▶ [Task to carry out]: Rewrite the lines beginning at the one that has "x-tick-label: 2016 — [791, 625, 851, 655]" and stopping after the one that has "x-tick-label: 2024 — [1366, 625, 1427, 655]", with each "data-point" renamed to "sample-point" and nothing else altered.

(Spatial layout rows)
** begin **
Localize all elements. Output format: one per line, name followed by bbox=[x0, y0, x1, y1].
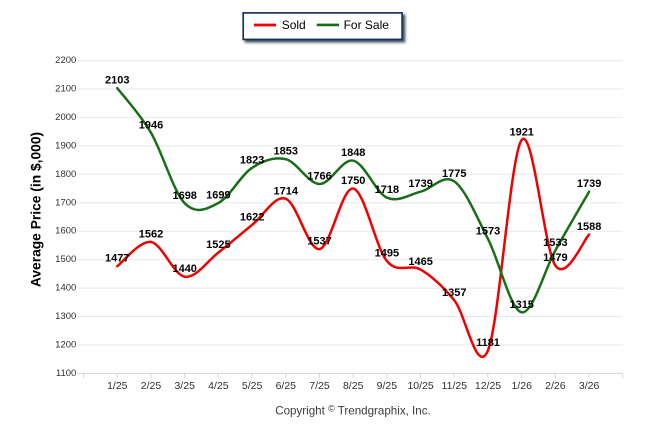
svg-text:1766: 1766 bbox=[307, 171, 331, 183]
svg-text:3/25: 3/25 bbox=[174, 380, 195, 392]
svg-text:1718: 1718 bbox=[375, 184, 399, 196]
svg-text:1600: 1600 bbox=[55, 226, 76, 237]
svg-text:1495: 1495 bbox=[375, 248, 399, 260]
svg-text:1181: 1181 bbox=[476, 337, 500, 349]
svg-text:1440: 1440 bbox=[172, 263, 196, 275]
svg-text:1479: 1479 bbox=[543, 252, 567, 264]
svg-text:1357: 1357 bbox=[442, 287, 466, 299]
svg-text:1533: 1533 bbox=[543, 237, 567, 249]
svg-text:1775: 1775 bbox=[442, 168, 466, 180]
svg-text:11/25: 11/25 bbox=[442, 380, 468, 392]
svg-text:2/25: 2/25 bbox=[141, 380, 162, 392]
svg-text:1562: 1562 bbox=[139, 229, 163, 241]
svg-text:1946: 1946 bbox=[139, 119, 163, 131]
svg-text:1699: 1699 bbox=[206, 190, 230, 202]
svg-text:For Sale: For Sale bbox=[344, 18, 390, 32]
svg-text:2200: 2200 bbox=[55, 55, 76, 66]
svg-text:1823: 1823 bbox=[240, 154, 264, 166]
svg-text:2000: 2000 bbox=[55, 112, 76, 123]
svg-text:2103: 2103 bbox=[105, 75, 129, 87]
svg-text:1525: 1525 bbox=[206, 239, 230, 251]
svg-text:6/25: 6/25 bbox=[276, 380, 297, 392]
svg-text:12/25: 12/25 bbox=[475, 380, 501, 392]
svg-text:1800: 1800 bbox=[55, 169, 76, 180]
svg-text:1921: 1921 bbox=[509, 126, 533, 138]
svg-text:1750: 1750 bbox=[341, 175, 365, 187]
svg-text:1588: 1588 bbox=[577, 221, 601, 233]
svg-text:10/25: 10/25 bbox=[407, 380, 433, 392]
svg-text:1/25: 1/25 bbox=[107, 380, 128, 392]
svg-text:Sold: Sold bbox=[282, 18, 306, 32]
svg-text:2/26: 2/26 bbox=[545, 380, 566, 392]
svg-text:7/25: 7/25 bbox=[309, 380, 330, 392]
svg-text:2100: 2100 bbox=[55, 84, 76, 95]
svg-text:1537: 1537 bbox=[307, 236, 331, 248]
svg-text:1848: 1848 bbox=[341, 147, 365, 159]
svg-text:1315: 1315 bbox=[509, 299, 533, 311]
svg-text:1853: 1853 bbox=[274, 146, 298, 158]
svg-text:1500: 1500 bbox=[55, 254, 76, 265]
svg-text:1700: 1700 bbox=[55, 197, 76, 208]
svg-text:8/25: 8/25 bbox=[343, 380, 364, 392]
svg-text:1/26: 1/26 bbox=[511, 380, 532, 392]
svg-text:1714: 1714 bbox=[274, 185, 299, 197]
svg-text:1739: 1739 bbox=[408, 178, 432, 190]
svg-text:1477: 1477 bbox=[105, 253, 129, 265]
svg-text:5/25: 5/25 bbox=[242, 380, 263, 392]
svg-text:Average Price (in $,000): Average Price (in $,000) bbox=[28, 132, 43, 287]
svg-text:1739: 1739 bbox=[577, 178, 601, 190]
svg-text:1573: 1573 bbox=[476, 225, 500, 237]
svg-text:1465: 1465 bbox=[408, 256, 432, 268]
svg-text:1300: 1300 bbox=[55, 311, 76, 322]
svg-text:1622: 1622 bbox=[240, 211, 264, 223]
svg-text:1900: 1900 bbox=[55, 140, 76, 151]
svg-text:1200: 1200 bbox=[55, 340, 76, 351]
svg-text:1400: 1400 bbox=[55, 283, 76, 294]
svg-text:Copyright © Trendgraphix, Inc.: Copyright © Trendgraphix, Inc. bbox=[275, 404, 431, 418]
svg-text:4/25: 4/25 bbox=[208, 380, 229, 392]
svg-text:1698: 1698 bbox=[172, 190, 196, 202]
svg-text:3/26: 3/26 bbox=[579, 380, 600, 392]
svg-text:1100: 1100 bbox=[56, 368, 76, 379]
svg-text:9/25: 9/25 bbox=[377, 380, 398, 392]
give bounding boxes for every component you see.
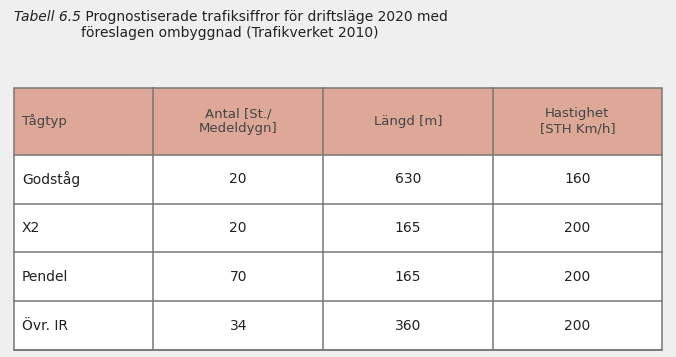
Text: 200: 200 <box>564 318 591 333</box>
Text: 34: 34 <box>229 318 247 333</box>
Bar <box>14 88 662 155</box>
Text: X2: X2 <box>22 221 41 235</box>
Text: Prognostiserade trafiksiffror för driftsläge 2020 med
föreslagen ombyggnad (Traf: Prognostiserade trafiksiffror för drifts… <box>81 10 448 40</box>
Text: 630: 630 <box>395 172 421 186</box>
Bar <box>14 88 662 350</box>
Text: Hastighet
[STH Km/h]: Hastighet [STH Km/h] <box>539 107 615 135</box>
Text: Pendel: Pendel <box>22 270 68 284</box>
Bar <box>14 203 662 252</box>
Text: 70: 70 <box>229 270 247 284</box>
Text: 160: 160 <box>564 172 591 186</box>
Text: Tabell 6.5: Tabell 6.5 <box>14 10 81 24</box>
Bar <box>14 252 662 301</box>
Text: 360: 360 <box>395 318 421 333</box>
Text: Godståg: Godståg <box>22 171 80 187</box>
Text: Tågtyp: Tågtyp <box>22 115 67 129</box>
Text: 165: 165 <box>395 270 421 284</box>
Text: Antal [St./
Medeldygn]: Antal [St./ Medeldygn] <box>199 107 278 135</box>
Bar <box>14 301 662 350</box>
Bar <box>14 155 662 203</box>
Text: 165: 165 <box>395 221 421 235</box>
Text: Övr. IR: Övr. IR <box>22 318 68 333</box>
Text: 20: 20 <box>229 221 247 235</box>
Text: 200: 200 <box>564 221 591 235</box>
Text: Längd [m]: Längd [m] <box>374 115 442 128</box>
Text: 20: 20 <box>229 172 247 186</box>
Text: 200: 200 <box>564 270 591 284</box>
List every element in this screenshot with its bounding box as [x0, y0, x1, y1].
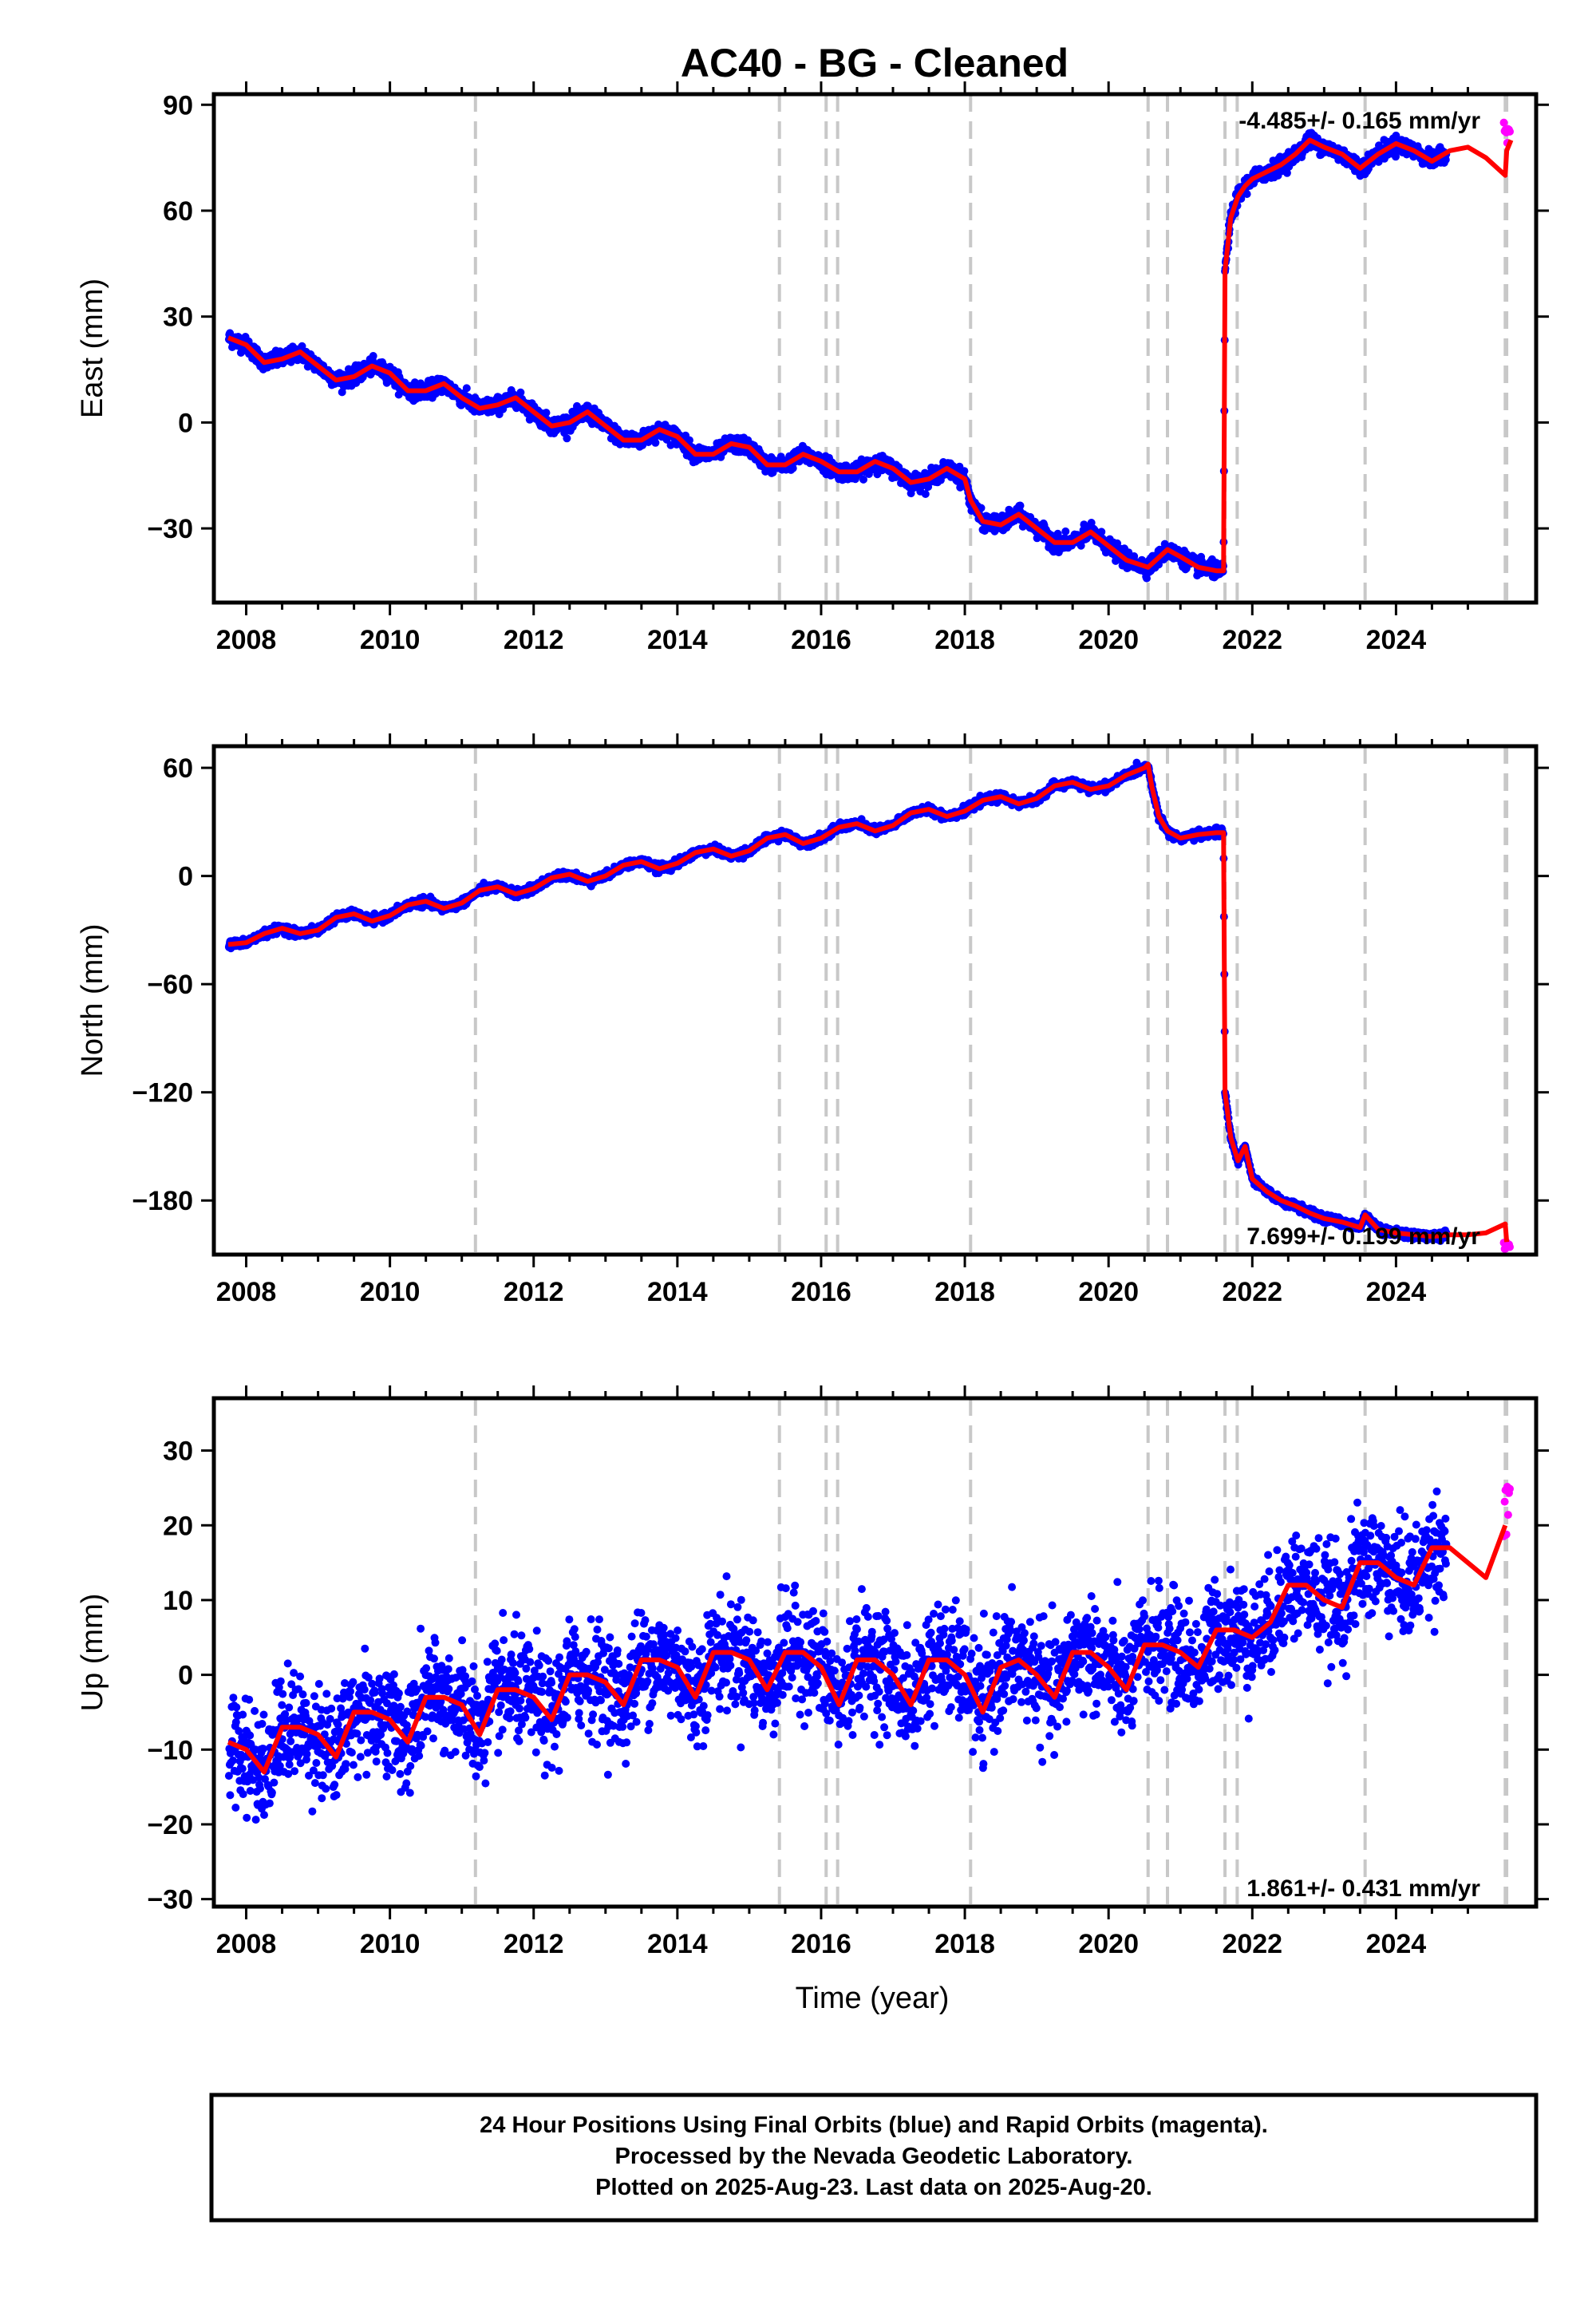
x-tick-label: 2016 — [791, 625, 851, 655]
model-line — [227, 137, 1514, 574]
y-tick-label: 0 — [178, 408, 193, 438]
y-tick-label: 60 — [163, 196, 193, 227]
data-point — [1392, 152, 1400, 161]
data-point — [563, 434, 571, 443]
data-point — [1261, 176, 1270, 184]
data-point — [977, 504, 986, 512]
x-tick-label: 2022 — [1222, 625, 1282, 655]
data-point — [431, 389, 440, 398]
rate-annotation: -4.485+/- 0.165 mm/yr — [1238, 108, 1480, 134]
x-tick-label: 2024 — [1366, 625, 1427, 655]
x-tick-label: 2014 — [647, 625, 708, 655]
data-point — [1097, 528, 1106, 536]
data-point — [369, 352, 377, 360]
y-tick-label: −30 — [147, 514, 193, 544]
data-point — [1113, 539, 1122, 547]
north-panel: 2008 2010 2012 2014 2016 2018 2020 2022 2024−180… — [76, 733, 1549, 1307]
x-tick-label: 2018 — [934, 625, 995, 655]
data-layer — [224, 758, 1514, 1253]
rapid-point — [1499, 118, 1508, 127]
data-point — [462, 384, 471, 393]
figure-title: AC40 - BG - Cleaned — [681, 41, 1069, 85]
x-tick-label: 2010 — [360, 625, 421, 655]
data-point — [859, 475, 867, 484]
data-point — [1143, 574, 1151, 583]
east-panel: 2008 2010 2012 2014 2016 2018 2020 2022 2024 −30 0… — [76, 81, 1549, 655]
data-point — [921, 490, 930, 498]
data-point — [542, 409, 551, 417]
y-tick-label: 30 — [163, 302, 193, 333]
data-point — [1087, 519, 1096, 527]
y-axis-label: East (mm) — [76, 279, 109, 418]
data-point — [864, 470, 873, 478]
y-tick-label: 90 — [163, 90, 193, 121]
x-tick-label: 2012 — [504, 625, 564, 655]
data-point — [666, 441, 675, 449]
data-point — [788, 464, 797, 472]
data-point — [298, 342, 306, 350]
data-point — [516, 388, 525, 397]
data-layer — [224, 118, 1514, 583]
data-point — [960, 467, 969, 476]
panel-frame — [211, 92, 1539, 605]
x-tick-label: 2008 — [216, 625, 277, 655]
data-point — [1282, 168, 1291, 177]
data-point — [1016, 501, 1025, 510]
x-tick-label: 2020 — [1078, 625, 1139, 655]
data-point — [1242, 190, 1251, 199]
data-point — [651, 438, 660, 447]
rapid-point — [1506, 127, 1514, 136]
data-point — [1061, 527, 1070, 536]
** end **
▶ [Finished exercise]:
x-tick-label: 2016 — [791, 625, 851, 655]
model-line — [227, 137, 1514, 574]
y-tick-label: 0 — [178, 408, 193, 438]
y-tick-label: 60 — [163, 196, 193, 227]
sample-point — [1392, 152, 1400, 161]
sample-point — [563, 434, 571, 443]
sample-point — [1261, 176, 1270, 184]
sample-point — [977, 504, 986, 512]
x-tick-label: 2022 — [1222, 625, 1282, 655]
sample-point — [431, 389, 440, 398]
rate-annotation: -4.485+/- 0.165 mm/yr — [1238, 108, 1480, 134]
x-tick-label: 2024 — [1366, 625, 1427, 655]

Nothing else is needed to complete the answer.